ENTRIES SUPPLIED:
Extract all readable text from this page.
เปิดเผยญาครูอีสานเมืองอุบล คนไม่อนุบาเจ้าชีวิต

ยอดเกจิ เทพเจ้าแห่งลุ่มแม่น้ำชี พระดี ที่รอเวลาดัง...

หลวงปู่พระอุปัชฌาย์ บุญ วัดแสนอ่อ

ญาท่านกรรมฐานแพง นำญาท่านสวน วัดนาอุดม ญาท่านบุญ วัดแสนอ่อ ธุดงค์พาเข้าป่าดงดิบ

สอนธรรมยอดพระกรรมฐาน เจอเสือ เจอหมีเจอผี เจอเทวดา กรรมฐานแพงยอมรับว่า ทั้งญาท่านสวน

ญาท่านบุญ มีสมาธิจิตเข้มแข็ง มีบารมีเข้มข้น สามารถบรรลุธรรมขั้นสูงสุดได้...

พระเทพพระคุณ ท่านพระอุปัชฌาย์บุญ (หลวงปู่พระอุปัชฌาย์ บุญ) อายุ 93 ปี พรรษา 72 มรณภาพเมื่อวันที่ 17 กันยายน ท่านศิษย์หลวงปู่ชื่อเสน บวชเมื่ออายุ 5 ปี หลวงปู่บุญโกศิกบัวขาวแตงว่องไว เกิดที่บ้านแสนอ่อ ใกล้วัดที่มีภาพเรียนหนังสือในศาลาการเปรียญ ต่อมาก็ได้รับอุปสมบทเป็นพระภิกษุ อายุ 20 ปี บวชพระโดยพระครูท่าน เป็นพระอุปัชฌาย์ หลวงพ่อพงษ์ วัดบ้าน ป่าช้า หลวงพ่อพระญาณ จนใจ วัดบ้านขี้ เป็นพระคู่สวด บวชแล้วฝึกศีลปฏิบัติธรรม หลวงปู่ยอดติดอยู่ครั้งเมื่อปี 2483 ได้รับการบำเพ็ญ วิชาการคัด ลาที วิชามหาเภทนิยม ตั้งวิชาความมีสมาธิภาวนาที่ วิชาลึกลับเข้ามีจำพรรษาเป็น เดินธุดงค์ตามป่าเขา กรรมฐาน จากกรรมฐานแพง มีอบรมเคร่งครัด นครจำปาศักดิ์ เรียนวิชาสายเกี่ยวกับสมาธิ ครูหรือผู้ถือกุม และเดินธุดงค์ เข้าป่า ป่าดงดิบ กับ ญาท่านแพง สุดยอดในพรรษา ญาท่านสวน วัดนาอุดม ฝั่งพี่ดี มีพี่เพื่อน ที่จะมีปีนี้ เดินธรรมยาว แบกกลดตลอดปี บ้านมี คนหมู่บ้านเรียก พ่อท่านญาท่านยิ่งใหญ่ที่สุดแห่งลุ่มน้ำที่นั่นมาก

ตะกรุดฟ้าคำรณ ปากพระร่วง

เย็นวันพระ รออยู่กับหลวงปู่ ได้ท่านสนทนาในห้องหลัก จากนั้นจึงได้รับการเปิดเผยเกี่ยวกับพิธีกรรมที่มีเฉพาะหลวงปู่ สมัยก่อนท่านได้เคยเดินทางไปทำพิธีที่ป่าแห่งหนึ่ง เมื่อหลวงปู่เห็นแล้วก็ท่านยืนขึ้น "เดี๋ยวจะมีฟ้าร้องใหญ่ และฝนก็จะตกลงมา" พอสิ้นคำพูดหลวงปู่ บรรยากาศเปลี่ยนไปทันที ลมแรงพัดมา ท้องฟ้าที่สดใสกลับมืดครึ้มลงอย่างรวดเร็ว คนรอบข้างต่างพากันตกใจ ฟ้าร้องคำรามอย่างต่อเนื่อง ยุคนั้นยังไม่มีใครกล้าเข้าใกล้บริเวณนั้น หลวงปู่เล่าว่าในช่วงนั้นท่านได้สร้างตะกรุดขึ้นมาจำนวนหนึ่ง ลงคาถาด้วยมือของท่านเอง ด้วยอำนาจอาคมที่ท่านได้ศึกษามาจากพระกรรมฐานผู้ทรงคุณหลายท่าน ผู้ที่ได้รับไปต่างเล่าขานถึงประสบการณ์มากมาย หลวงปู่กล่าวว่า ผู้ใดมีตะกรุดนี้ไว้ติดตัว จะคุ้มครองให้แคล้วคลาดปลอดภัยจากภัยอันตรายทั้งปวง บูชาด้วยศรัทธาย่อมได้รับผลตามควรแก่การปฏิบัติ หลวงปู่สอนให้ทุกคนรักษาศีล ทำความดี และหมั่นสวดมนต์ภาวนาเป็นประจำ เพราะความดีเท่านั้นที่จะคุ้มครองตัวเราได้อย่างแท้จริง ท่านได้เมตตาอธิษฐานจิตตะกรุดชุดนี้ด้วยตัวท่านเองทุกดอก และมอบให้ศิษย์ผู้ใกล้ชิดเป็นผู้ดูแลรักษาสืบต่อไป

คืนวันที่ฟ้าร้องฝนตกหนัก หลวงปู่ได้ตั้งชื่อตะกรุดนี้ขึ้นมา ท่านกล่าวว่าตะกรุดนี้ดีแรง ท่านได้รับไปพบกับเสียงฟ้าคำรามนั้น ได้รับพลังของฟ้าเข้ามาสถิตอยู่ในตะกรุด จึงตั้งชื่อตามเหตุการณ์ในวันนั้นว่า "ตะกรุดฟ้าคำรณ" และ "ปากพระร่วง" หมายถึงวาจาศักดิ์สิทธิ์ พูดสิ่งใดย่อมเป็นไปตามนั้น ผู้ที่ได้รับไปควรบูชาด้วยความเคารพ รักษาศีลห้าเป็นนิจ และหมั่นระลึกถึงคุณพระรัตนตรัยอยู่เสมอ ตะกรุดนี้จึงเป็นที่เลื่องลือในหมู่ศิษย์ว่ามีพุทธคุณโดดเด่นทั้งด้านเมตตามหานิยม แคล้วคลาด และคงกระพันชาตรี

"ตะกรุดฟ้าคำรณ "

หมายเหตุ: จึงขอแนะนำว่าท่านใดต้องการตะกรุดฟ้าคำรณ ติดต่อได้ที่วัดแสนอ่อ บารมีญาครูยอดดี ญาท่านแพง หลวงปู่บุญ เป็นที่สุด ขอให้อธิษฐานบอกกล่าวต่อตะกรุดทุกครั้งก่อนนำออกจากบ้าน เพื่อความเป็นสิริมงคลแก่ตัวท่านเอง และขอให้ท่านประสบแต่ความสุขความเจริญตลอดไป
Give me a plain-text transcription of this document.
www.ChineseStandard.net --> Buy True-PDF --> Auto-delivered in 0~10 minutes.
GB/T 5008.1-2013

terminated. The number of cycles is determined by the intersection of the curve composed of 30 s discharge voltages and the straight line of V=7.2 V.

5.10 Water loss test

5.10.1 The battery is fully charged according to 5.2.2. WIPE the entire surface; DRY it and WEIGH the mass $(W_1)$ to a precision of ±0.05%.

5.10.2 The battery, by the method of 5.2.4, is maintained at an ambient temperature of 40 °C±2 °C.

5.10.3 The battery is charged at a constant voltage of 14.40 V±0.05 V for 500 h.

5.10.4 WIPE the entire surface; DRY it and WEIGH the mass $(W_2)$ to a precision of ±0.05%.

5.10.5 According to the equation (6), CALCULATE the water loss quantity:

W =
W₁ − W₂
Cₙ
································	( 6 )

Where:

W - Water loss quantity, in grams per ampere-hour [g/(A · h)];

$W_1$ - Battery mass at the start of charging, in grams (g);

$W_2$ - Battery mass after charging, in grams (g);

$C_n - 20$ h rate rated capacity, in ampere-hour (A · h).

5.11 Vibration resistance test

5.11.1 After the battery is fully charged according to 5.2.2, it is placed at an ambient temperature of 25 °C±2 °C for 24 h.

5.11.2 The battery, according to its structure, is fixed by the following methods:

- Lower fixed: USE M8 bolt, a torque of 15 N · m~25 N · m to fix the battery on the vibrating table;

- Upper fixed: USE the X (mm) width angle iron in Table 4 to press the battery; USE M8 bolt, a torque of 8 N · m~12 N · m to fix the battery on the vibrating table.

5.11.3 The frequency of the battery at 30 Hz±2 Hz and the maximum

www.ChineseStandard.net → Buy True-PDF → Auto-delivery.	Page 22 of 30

TASK INSTRUCTIONS:
Collect the complete line wherever the string "text" appears in the records.

WRITTEN ANSWER:
Extract all readable text from this page.
Give me a plain-text transcription of this document.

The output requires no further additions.